At the board meeting, Pacific Gas and Electric Director of ISO Relations Eric Eisenman said “these continuing RMR designations show that the market is changing,” pointing to new solar and other resources. He added that “the RA process, especially the local process, needs improvement.”
The RMR contract for Metcalf will put tens of millions of dollars of costs onto ratepayers, he said, asking the board to work with regulators “to improve the local RA paradigm sooner, not later.” He expects more RMR designations for 2019, which will almost certainly raise customer costs.
Noting that CAISO informed stakeholders of the possible RMR designation for Metcalf in early September ahead of the Nov. 1 vote, he said: “We are feeling kind of jammed when it’s tens of millions of dollars.”
Local RA Adjustments Planned
Part of the problem is the way the RA for load-serving entities is measured, CAISO Vice President of Market and Infrastructure Development Keith Casey said at the meeting. RA is currently measured across a broad area, but individual capacity areas within that territory might have inadequate resources.
“We cannot operate being short in a specific area, and I think Metcalf is probably indicative of that deficiency in design,” Casey said. The ISO is working with the California Public Utilities Commission on the problem, and “I am optimistic we will have a proceeding soon to take on some of the deficiencies around the local RA design.” In a Sept. 12 memorandum to the board, Casey said “reliability-must-run contracts remain an important backstop instrument to ensure reliability when other alternatives are not viable.”
RMR contracts are pursued when an LSE does not purchase sufficient capacity to meet local reliability criteria, or when CAISO needs reliability service such as voltage support, black start or dual-fuel capability. RMR can also be used to address local market power or protect availability of a given resource that could retire in the absence of a contract. LSEs are required to provide the RA showing by Sept. 15 of each year and have until Oct. 31 to submit their final year-ahead RA showings. CAISO must notify a potential RMR unit by Oct. 1 of each year whether it will extend an RMR contract.
The number of facilities under RMR contracts has dropped significantly since the implementation of the RA program and the addition of other types of resources. In 2006, CAISO had 9,963 MW under RMR, which dropped steeply to 3,995 MW in 2007. Today, in addition to the Oakland units under RMR, CAISO has about 1,500 MW under black start contracts and about 160 MW under dual-fuel extension status.
CAISO Says Puente Plant Needed
Reliability needs have also led CAISO to conclude that a new gas-fired plant on the California coast cannot affordably be replaced with other alternatives. CAISO on Aug. 16 released its study on the 260-MW Puente Power Project, but NRG Energy has run into heavy opposition to its proposal to build the plant on an existing site in Oxnard to replace its retiring Mandalay and Ormond Beach plants.

****************************************

Exercise requirements:
Update the portion of the RMR contracts article between "RMR contracts are" and "an RMR contract.", inclusive, so that "frequency regulation" replaces "voltage support".

****************************************

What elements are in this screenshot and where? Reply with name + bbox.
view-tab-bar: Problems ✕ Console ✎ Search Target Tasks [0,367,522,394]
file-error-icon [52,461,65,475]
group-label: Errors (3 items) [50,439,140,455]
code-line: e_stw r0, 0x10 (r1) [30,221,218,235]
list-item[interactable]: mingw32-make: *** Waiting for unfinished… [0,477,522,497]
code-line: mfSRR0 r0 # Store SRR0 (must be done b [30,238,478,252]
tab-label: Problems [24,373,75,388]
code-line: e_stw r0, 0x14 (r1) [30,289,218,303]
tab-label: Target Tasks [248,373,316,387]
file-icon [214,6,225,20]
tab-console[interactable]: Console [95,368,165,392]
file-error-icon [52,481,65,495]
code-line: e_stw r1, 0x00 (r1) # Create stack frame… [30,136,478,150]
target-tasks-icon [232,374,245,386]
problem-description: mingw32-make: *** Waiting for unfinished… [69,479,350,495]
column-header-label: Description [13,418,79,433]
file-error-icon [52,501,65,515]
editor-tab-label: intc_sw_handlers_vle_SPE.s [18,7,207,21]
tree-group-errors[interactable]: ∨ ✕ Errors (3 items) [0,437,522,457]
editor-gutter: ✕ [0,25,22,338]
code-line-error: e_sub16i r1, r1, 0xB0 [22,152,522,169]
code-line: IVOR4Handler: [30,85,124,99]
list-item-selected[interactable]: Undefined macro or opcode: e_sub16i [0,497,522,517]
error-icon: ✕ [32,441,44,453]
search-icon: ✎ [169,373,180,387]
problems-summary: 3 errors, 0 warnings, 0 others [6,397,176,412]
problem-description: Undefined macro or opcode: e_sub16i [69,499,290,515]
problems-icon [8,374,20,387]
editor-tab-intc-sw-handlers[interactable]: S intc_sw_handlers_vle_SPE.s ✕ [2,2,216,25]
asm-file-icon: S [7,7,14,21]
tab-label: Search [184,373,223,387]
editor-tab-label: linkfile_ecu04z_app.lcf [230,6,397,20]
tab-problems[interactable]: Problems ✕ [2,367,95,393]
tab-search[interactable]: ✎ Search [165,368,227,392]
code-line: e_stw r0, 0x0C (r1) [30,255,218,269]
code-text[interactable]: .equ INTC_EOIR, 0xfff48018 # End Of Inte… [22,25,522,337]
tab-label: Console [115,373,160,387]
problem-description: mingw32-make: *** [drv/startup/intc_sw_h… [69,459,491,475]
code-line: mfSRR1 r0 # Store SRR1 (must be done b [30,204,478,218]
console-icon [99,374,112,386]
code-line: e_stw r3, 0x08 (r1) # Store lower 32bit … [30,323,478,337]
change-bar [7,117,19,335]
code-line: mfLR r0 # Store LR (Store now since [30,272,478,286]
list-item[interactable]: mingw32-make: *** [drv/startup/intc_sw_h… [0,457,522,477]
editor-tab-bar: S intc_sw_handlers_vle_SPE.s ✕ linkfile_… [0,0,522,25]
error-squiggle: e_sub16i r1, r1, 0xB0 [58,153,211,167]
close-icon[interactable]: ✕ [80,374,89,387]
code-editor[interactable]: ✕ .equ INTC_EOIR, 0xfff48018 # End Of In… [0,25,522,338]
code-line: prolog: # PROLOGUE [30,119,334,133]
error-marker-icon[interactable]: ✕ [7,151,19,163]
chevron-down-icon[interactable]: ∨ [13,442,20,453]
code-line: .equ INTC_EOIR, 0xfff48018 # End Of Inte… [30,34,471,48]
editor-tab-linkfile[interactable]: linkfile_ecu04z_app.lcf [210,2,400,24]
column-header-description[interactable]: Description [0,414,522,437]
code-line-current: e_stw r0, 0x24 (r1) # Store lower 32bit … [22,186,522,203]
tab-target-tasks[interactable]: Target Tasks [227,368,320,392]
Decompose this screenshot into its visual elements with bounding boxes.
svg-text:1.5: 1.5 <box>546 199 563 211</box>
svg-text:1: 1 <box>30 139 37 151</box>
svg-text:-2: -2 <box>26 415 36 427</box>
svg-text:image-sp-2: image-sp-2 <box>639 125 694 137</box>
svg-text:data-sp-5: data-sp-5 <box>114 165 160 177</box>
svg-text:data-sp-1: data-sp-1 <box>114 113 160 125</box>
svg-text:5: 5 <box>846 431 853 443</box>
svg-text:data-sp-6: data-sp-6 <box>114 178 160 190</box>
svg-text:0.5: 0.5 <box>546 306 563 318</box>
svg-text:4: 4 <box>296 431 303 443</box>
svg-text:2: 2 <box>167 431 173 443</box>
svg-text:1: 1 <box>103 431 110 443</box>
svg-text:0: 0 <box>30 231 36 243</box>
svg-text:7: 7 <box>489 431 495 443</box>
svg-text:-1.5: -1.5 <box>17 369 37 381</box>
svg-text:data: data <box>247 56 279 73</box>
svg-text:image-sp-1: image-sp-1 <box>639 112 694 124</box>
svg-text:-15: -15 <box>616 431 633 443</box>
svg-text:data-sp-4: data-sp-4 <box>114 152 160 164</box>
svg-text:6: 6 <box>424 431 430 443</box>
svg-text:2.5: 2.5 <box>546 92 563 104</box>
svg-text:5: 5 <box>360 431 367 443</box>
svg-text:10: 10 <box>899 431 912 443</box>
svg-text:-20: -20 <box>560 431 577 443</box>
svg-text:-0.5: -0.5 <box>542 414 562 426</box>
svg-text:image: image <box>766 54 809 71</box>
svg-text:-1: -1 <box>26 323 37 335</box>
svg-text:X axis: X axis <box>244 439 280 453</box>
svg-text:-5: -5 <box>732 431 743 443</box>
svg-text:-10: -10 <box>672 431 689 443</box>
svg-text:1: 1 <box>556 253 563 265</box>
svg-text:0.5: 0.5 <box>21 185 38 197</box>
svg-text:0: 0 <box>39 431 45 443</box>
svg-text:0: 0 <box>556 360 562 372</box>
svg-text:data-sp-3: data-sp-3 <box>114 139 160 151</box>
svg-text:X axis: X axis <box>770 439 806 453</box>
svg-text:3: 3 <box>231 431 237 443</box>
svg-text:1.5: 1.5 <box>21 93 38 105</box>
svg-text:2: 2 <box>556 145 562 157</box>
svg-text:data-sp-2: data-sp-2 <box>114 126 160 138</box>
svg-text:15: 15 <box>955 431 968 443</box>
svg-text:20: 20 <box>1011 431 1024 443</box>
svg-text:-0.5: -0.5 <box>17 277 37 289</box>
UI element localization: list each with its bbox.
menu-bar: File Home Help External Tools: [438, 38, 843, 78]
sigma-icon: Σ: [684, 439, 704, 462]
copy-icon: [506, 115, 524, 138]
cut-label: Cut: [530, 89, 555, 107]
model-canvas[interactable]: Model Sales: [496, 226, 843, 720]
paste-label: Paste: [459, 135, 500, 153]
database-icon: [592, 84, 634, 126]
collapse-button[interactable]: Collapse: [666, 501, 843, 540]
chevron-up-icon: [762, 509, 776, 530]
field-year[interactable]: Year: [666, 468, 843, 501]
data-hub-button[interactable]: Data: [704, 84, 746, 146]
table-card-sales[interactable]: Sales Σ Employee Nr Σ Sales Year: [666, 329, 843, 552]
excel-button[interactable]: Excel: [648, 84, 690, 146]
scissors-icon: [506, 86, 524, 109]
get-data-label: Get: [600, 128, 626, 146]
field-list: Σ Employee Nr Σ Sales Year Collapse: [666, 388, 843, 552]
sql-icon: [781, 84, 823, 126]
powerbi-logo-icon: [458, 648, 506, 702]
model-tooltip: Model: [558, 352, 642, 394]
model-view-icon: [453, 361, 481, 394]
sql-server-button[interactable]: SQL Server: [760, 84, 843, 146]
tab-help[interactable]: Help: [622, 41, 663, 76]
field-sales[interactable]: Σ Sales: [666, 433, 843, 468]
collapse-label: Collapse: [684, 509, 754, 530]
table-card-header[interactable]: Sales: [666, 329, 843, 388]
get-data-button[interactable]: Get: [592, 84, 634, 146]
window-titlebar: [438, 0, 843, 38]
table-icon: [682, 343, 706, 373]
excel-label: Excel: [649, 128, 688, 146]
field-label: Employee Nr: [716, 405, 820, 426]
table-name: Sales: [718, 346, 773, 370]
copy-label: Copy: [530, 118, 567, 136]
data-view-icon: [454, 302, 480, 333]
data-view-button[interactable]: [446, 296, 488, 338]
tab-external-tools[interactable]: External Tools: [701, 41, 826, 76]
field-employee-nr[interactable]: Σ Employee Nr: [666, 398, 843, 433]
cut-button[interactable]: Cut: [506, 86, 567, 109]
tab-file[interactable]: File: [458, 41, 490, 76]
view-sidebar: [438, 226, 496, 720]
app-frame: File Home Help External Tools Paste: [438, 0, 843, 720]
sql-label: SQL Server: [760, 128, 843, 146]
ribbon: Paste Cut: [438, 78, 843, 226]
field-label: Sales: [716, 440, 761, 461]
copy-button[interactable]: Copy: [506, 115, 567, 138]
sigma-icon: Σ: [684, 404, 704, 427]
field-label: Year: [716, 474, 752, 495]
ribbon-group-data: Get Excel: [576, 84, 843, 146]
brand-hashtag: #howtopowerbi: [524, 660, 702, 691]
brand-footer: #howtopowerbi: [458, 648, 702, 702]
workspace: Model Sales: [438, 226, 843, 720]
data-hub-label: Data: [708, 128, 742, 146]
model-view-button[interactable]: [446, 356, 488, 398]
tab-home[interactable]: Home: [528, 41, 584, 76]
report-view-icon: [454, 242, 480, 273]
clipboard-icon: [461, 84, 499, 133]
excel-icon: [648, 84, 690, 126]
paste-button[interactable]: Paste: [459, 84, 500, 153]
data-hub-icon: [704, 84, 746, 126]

****************************************

Written answer:
RMR contracts are pursued when an LSE does not purchase sufficient capacity to meet local reliability criteria, or when CAISO needs reliability service such as frequency regulation, black start or dual-fuel capability. RMR can also be used to address local market power or protect availability of a given resource that could retire in the absence of a contract. LSEs are required to provide the RA showing by Sept. 15 of each year and have until Oct. 31 to submit their final year-ahead RA showings. CAISO must notify a potential RMR unit by Oct. 1 of each year whether it will extend an RMR contract.